**Problem details:** Could you quote, exactly as they stand, the lines running from the one with "OCR this image." to the final line of the material?

**Supplied material:**
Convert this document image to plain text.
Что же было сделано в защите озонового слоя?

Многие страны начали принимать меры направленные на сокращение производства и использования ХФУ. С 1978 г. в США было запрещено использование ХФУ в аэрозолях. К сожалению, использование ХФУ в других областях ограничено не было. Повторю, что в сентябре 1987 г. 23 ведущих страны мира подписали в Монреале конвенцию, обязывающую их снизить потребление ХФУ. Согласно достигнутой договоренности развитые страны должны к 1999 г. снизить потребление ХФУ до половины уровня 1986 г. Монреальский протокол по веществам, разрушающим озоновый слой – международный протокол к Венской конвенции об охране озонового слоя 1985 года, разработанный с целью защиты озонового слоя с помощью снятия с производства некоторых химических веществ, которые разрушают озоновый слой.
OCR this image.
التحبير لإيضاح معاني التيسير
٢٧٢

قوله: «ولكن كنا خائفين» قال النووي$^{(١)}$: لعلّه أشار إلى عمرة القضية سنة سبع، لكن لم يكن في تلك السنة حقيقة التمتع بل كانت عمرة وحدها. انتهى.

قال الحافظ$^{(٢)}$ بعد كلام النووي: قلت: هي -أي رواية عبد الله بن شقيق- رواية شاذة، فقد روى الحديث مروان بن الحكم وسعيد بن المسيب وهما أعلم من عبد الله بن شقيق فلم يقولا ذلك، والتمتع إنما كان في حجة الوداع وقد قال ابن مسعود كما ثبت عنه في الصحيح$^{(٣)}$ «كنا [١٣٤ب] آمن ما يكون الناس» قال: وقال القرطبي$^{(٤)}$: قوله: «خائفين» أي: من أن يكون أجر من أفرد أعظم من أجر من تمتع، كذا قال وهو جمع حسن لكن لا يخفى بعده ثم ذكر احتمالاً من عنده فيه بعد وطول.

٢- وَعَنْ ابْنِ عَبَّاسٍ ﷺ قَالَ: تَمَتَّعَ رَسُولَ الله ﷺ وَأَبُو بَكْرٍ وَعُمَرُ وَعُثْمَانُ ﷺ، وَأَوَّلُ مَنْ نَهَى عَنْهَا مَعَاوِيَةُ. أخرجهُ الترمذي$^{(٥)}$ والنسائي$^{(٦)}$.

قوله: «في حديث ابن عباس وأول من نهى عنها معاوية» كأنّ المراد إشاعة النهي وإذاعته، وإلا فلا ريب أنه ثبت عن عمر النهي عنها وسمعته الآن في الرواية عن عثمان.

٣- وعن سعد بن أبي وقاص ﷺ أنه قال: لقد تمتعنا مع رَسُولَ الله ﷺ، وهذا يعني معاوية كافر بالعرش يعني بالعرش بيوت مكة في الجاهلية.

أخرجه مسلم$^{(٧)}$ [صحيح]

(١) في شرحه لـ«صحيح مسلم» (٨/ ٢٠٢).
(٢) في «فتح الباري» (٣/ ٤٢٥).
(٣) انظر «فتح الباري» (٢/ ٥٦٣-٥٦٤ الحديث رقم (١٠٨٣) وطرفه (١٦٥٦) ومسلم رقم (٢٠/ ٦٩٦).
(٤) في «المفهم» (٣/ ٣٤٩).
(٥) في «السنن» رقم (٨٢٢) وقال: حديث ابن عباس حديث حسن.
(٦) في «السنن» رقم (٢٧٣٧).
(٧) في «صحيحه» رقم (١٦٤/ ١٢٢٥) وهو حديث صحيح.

**Answer to the problem:**
OCR this image.
التحبير لإيضاح معاني التيسير
٢٧٢

قوله: «ولكن كنا خائفين» قال النووي$^{(١)}$: لعلّه أشار إلى عمرة القضية سنة سبع، لكن لم يكن في تلك السنة حقيقة التمتع بل كانت عمرة وحدها. انتهى.

قال الحافظ$^{(٢)}$ بعد كلام النووي: قلت: هي -أي رواية عبد الله بن شقيق- رواية شاذة، فقد روى الحديث مروان بن الحكم وسعيد بن المسيب وهما أعلم من عبد الله بن شقيق فلم يقولا ذلك، والتمتع إنما كان في حجة الوداع وقد قال ابن مسعود كما ثبت عنه في الصحيح$^{(٣)}$ «كنا [١٣٤ب] آمن ما يكون الناس» قال: وقال القرطبي$^{(٤)}$: قوله: «خائفين» أي: من أن يكون أجر من أفرد أعظم من أجر من تمتع، كذا قال وهو جمع حسن لكن لا يخفى بعده ثم ذكر احتمالاً من عنده فيه بعد وطول.

٢- وَعَنْ ابْنِ عَبَّاسٍ ﷺ قَالَ: تَمَتَّعَ رَسُولَ الله ﷺ وَأَبُو بَكْرٍ وَعُمَرُ وَعُثْمَانُ ﷺ، وَأَوَّلُ مَنْ نَهَى عَنْهَا مَعَاوِيَةُ. أخرجهُ الترمذي$^{(٥)}$ والنسائي$^{(٦)}$.

قوله: «في حديث ابن عباس وأول من نهى عنها معاوية» كأنّ المراد إشاعة النهي وإذاعته، وإلا فلا ريب أنه ثبت عن عمر النهي عنها وسمعته الآن في الرواية عن عثمان.

٣- وعن سعد بن أبي وقاص ﷺ أنه قال: لقد تمتعنا مع رَسُولَ الله ﷺ، وهذا يعني معاوية كافر بالعرش يعني بالعرش بيوت مكة في الجاهلية.

أخرجه مسلم$^{(٧)}$ [صحيح]

(١) في شرحه لـ«صحيح مسلم» (٨/ ٢٠٢).
(٢) في «فتح الباري» (٣/ ٤٢٥).
(٣) انظر «فتح الباري» (٢/ ٥٦٣-٥٦٤ الحديث رقم (١٠٨٣) وطرفه (١٦٥٦) ومسلم رقم (٢٠/ ٦٩٦).
(٤) في «المفهم» (٣/ ٣٤٩).
(٥) في «السنن» رقم (٨٢٢) وقال: حديث ابن عباس حديث حسن.
(٦) في «السنن» رقم (٢٧٣٧).
(٧) في «صحيحه» رقم (١٦٤/ ١٢٢٥) وهو حديث صحيح.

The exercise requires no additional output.